--- Rows ---

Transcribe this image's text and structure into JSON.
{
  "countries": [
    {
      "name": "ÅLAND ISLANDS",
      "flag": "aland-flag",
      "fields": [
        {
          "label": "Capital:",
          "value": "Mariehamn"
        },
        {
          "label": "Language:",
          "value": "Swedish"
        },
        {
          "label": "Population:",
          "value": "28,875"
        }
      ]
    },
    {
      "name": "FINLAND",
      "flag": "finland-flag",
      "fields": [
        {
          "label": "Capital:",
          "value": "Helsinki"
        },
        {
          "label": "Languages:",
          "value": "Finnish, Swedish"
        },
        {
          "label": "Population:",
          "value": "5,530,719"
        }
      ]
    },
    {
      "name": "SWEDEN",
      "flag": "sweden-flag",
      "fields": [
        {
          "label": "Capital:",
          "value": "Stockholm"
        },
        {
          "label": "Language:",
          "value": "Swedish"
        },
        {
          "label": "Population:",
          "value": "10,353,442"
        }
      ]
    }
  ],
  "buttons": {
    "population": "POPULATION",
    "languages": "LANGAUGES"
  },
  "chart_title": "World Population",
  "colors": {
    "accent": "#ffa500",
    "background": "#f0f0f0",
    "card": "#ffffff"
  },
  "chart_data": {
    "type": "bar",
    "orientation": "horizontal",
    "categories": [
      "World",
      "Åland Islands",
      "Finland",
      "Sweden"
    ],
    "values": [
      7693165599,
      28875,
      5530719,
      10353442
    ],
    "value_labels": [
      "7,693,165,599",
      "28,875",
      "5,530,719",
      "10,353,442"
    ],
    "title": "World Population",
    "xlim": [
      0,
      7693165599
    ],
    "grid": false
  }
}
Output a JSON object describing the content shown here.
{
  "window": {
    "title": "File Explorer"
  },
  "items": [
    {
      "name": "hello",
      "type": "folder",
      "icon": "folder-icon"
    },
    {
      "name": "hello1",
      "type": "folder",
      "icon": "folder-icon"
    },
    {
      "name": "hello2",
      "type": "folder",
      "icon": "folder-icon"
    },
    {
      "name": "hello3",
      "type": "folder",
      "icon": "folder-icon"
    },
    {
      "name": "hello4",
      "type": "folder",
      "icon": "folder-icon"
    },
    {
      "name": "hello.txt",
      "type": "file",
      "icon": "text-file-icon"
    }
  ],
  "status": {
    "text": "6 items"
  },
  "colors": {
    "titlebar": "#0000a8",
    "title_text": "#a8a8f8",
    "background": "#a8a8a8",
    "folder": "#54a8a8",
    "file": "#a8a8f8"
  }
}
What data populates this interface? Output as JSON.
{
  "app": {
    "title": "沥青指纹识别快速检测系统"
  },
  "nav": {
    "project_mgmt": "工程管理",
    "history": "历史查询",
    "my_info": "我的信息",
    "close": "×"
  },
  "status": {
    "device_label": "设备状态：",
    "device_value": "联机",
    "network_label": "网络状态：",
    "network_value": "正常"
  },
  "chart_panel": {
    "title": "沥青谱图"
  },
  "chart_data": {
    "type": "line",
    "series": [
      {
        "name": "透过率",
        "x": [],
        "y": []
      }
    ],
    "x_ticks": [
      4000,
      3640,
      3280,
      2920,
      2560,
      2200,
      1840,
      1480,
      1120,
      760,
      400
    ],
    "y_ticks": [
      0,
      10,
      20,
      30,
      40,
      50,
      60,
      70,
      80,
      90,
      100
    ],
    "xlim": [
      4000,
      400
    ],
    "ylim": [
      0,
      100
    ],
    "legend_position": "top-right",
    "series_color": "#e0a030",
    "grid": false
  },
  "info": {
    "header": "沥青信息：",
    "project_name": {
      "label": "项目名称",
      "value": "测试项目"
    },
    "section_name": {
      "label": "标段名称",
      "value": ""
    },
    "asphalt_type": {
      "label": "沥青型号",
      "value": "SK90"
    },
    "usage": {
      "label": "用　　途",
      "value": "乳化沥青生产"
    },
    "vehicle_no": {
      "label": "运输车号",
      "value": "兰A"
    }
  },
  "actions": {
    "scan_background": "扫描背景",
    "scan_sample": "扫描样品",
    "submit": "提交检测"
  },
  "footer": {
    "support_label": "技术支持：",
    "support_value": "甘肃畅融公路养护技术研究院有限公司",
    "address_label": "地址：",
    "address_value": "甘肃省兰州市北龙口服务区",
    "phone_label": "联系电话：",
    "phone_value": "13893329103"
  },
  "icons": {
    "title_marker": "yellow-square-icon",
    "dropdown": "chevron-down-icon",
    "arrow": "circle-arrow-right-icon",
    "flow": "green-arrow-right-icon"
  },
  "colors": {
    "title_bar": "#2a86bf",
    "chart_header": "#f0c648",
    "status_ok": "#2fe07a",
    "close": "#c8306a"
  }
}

---

→ Job: Find "What data populates" in the data above, then repeat that line and all lines after it exactly, ending with the final line.

→ Task response:
What data populates this interface? Output as JSON.
{
  "app": {
    "title": "沥青指纹识别快速检测系统"
  },
  "nav": {
    "project_mgmt": "工程管理",
    "history": "历史查询",
    "my_info": "我的信息",
    "close": "×"
  },
  "status": {
    "device_label": "设备状态：",
    "device_value": "联机",
    "network_label": "网络状态：",
    "network_value": "正常"
  },
  "chart_panel": {
    "title": "沥青谱图"
  },
  "chart_data": {
    "type": "line",
    "series": [
      {
        "name": "透过率",
        "x": [],
        "y": []
      }
    ],
    "x_ticks": [
      4000,
      3640,
      3280,
      2920,
      2560,
      2200,
      1840,
      1480,
      1120,
      760,
      400
    ],
    "y_ticks": [
      0,
      10,
      20,
      30,
      40,
      50,
      60,
      70,
      80,
      90,
      100
    ],
    "xlim": [
      4000,
      400
    ],
    "ylim": [
      0,
      100
    ],
    "legend_position": "top-right",
    "series_color": "#e0a030",
    "grid": false
  },
  "info": {
    "header": "沥青信息：",
    "project_name": {
      "label": "项目名称",
      "value": "测试项目"
    },
    "section_name": {
      "label": "标段名称",
      "value": ""
    },
    "asphalt_type": {
      "label": "沥青型号",
      "value": "SK90"
    },
    "usage": {
      "label": "用　　途",
      "value": "乳化沥青生产"
    },
    "vehicle_no": {
      "label": "运输车号",
      "value": "兰A"
    }
  },
  "actions": {
    "scan_background": "扫描背景",
    "scan_sample": "扫描样品",
    "submit": "提交检测"
  },
  "footer": {
    "support_label": "技术支持：",
    "support_value": "甘肃畅融公路养护技术研究院有限公司",
    "address_label": "地址：",
    "address_value": "甘肃省兰州市北龙口服务区",
    "phone_label": "联系电话：",
    "phone_value": "13893329103"
  },
  "icons": {
    "title_marker": "yellow-square-icon",
    "dropdown": "chevron-down-icon",
    "arrow": "circle-arrow-right-icon",
    "flow": "green-arrow-right-icon"
  },
  "colors": {
    "title_bar": "#2a86bf",
    "chart_header": "#f0c648",
    "status_ok": "#2fe07a",
    "close": "#c8306a"
  }
}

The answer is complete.